__Data for this task__:
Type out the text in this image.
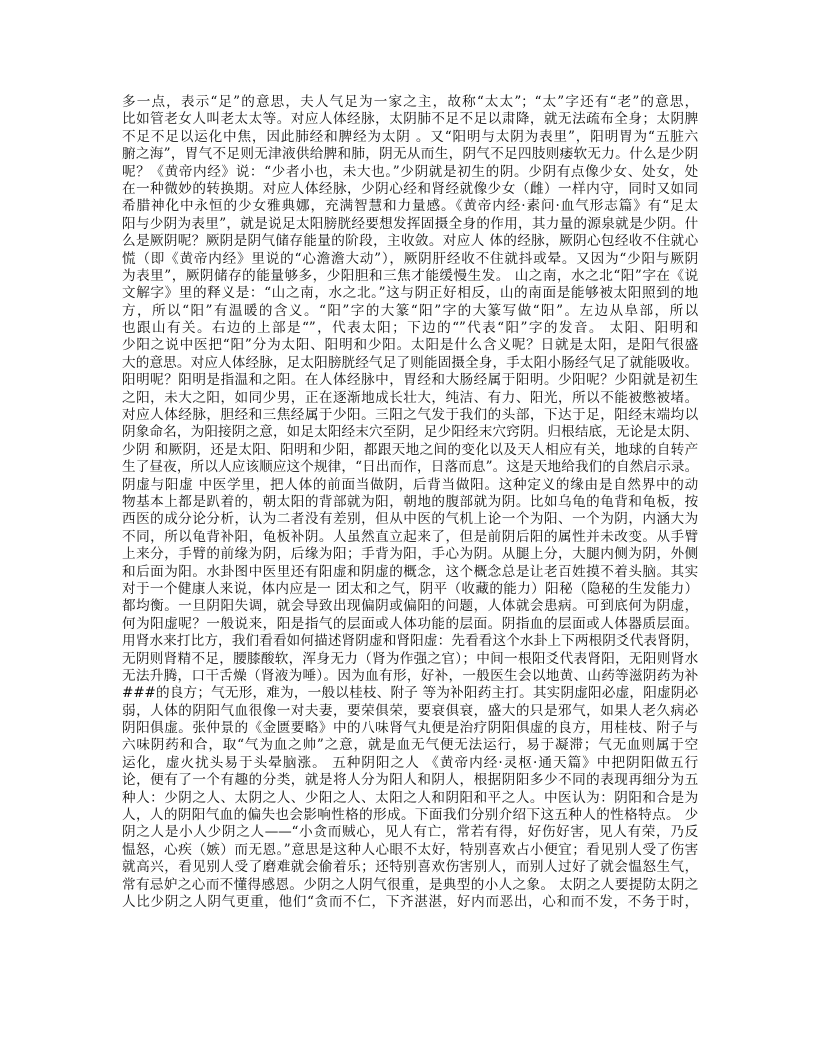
多一点，表示“足”的意思，夫人气足为一家之主，故称“太太”；“太”字还有“老”的意思，
比如管老女人叫老太太等。对应人体经脉，太阴肺不足不足以肃降，就无法疏布全身；太阴脾
不足不足以运化中焦，因此肺经和脾经为太阴 。又“阳明与太阴为表里”，阳明胃为“五脏六
腑之海”，胃气不足则无津液供给脾和肺，阴无从而生，阴气不足四肢则痿软无力。什么是少阴
呢？《黄帝内经》说：“少者小也，未大也。”少阴就是初生的阴。少阴有点像少女、处女，处
在一种微妙的转换期。对应人体经脉，少阴心经和肾经就像少女（雌）一样内守，同时又如同
希腊神化中永恒的少女雅典娜，充满智慧和力量感。《黄帝内经·素问·血气形志篇》有“足太
阳与少阴为表里”，就是说足太阳膀胱经要想发挥固摄全身的作用，其力量的源泉就是少阴。什
么是厥阴呢？厥阴是阴气储存能量的阶段，主收敛。对应人 体的经脉，厥阴心包经收不住就心
慌（即《黄帝内经》里说的“心澹澹大动”），厥阴肝经收不住就抖或晕。又因为“少阳与厥阴
为表里”，厥阴储存的能量够多，少阳胆和三焦才能缓慢生发。 山之南，水之北“阳”字在《说
文解字》里的释义是：“山之南，水之北。”这与阴正好相反，山的南面是能够被太阳照到的地
方，所以“阳”有温暖的含义。“阳”字的大篆“阳”字的大篆写做“阳”。左边从阜部，所以
也跟山有关。右边的上部是“”，代表太阳；下边的“”代表“阳”字的发音。 太阳、阳明和
少阳之说中医把“阳”分为太阳、阳明和少阳。太阳是什么含义呢？日就是太阳，是阳气很盛
大的意思。对应人体经脉，足太阳膀胱经气足了则能固摄全身，手太阳小肠经气足了就能吸收。
阳明呢？阳明是指温和之阳。在人体经脉中，胃经和大肠经属于阳明。少阳呢？少阳就是初生
之阳，未大之阳，如同少男，正在逐渐地成长壮大，纯洁、有力、阳光，所以不能被憋被堵。
对应人体经脉，胆经和三焦经属于少阳。三阳之气发于我们的头部，下达于足，阳经末端均以
阴象命名，为阳接阴之意，如足太阳经末穴至阴，足少阳经末穴窍阴。归根结底，无论是太阴、
少阴 和厥阴，还是太阳、阳明和少阳，都跟天地之间的变化以及天人相应有关，地球的自转产
生了昼夜，所以人应该顺应这个规律，“日出而作，日落而息”。这是天地给我们的自然启示录。
阴虚与阳虚 中医学里，把人体的前面当做阴，后背当做阳。这种定义的缘由是自然界中的动
物基本上都是趴着的，朝太阳的背部就为阳，朝地的腹部就为阴。比如乌龟的龟背和龟板，按
西医的成分论分析，认为二者没有差别，但从中医的气机上论一个为阳、一个为阴，内涵大为
不同，所以龟背补阳，龟板补阴。人虽然直立起来了，但是前阴后阳的属性并未改变。从手臂
上来分，手臂的前缘为阴，后缘为阳；手背为阳，手心为阴。从腿上分，大腿内侧为阴，外侧
和后面为阳。水卦图中医里还有阳虚和阴虚的概念，这个概念总是让老百姓摸不着头脑。其实
对于一个健康人来说，体内应是一 团太和之气，阴平（收藏的能力）阳秘（隐秘的生发能力）
都均衡。一旦阴阳失调，就会导致出现偏阴或偏阳的问题，人体就会患病。可到底何为阴虚，
何为阳虚呢？一般说来，阳是指气的层面或人体功能的层面。阴指血的层面或人体器质层面。
用肾水来打比方，我们看看如何描述肾阴虚和肾阳虚：先看看这个水卦上下两根阴爻代表肾阴，
无阴则肾精不足，腰膝酸软，浑身无力（肾为作强之官）；中间一根阳爻代表肾阳，无阳则肾水
无法升腾，口干舌燥（肾液为唾）。因为血有形，好补，一般医生会以地黄、山药等滋阴药为补
###的良方；气无形，难为，一般以桂枝、附子 等为补阳药主打。其实阴虚阳必虚，阳虚阴必
弱，人体的阴阳气血很像一对夫妻，要荣俱荣，要衰俱衰，盛大的只是邪气，如果人老久病必
阴阳俱虚。张仲景的《金匮要略》中的八味肾气丸便是治疗阴阳俱虚的良方，用桂枝、附子与
六味阴药和合，取“气为血之帅”之意，就是血无气便无法运行，易于凝滞；气无血则属于空
运化，虚火扰头易于头晕脑涨。 五种阴阳之人 《黄帝内经·灵枢·通天篇》中把阴阳做五行
论，便有了一个有趣的分类，就是将人分为阳人和阴人，根据阴阳多少不同的表现再细分为五
种人：少阴之人、太阴之人、少阳之人、太阳之人和阴阳和平之人。中医认为：阴阳和合是为
人，人的阴阳气血的偏失也会影响性格的形成。下面我们分别介绍下这五种人的性格特点。 少
阴之人是小人少阴之人——“小贪而贼心，见人有亡，常若有得，好伤好害，见人有荣，乃反
愠怒，心疾（嫉）而无恩。”意思是这种人心眼不太好，特别喜欢占小便宜；看见别人受了伤害
就高兴，看见别人受了磨难就会偷着乐；还特别喜欢伤害别人，而别人过好了就会愠怒生气，
常有忌妒之心而不懂得感恩。少阴之人阴气很重，是典型的小人之象。 太阴之人要提防太阴之
人比少阴之人阴气更重，他们“贪而不仁，下齐湛湛，好内而恶出，心和而不发，不务于时，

__Stated exercise__:
Pick out all lines containing the string "阳明和少阳".

__Answer to this exercise__:
少阳之说中医把“阳”分为太阳、阳明和少阳。太阳是什么含义呢？日就是太阳，是阳气很盛
少阴 和厥阴，还是太阳、阳明和少阳，都跟天地之间的变化以及天人相应有关，地球的自转产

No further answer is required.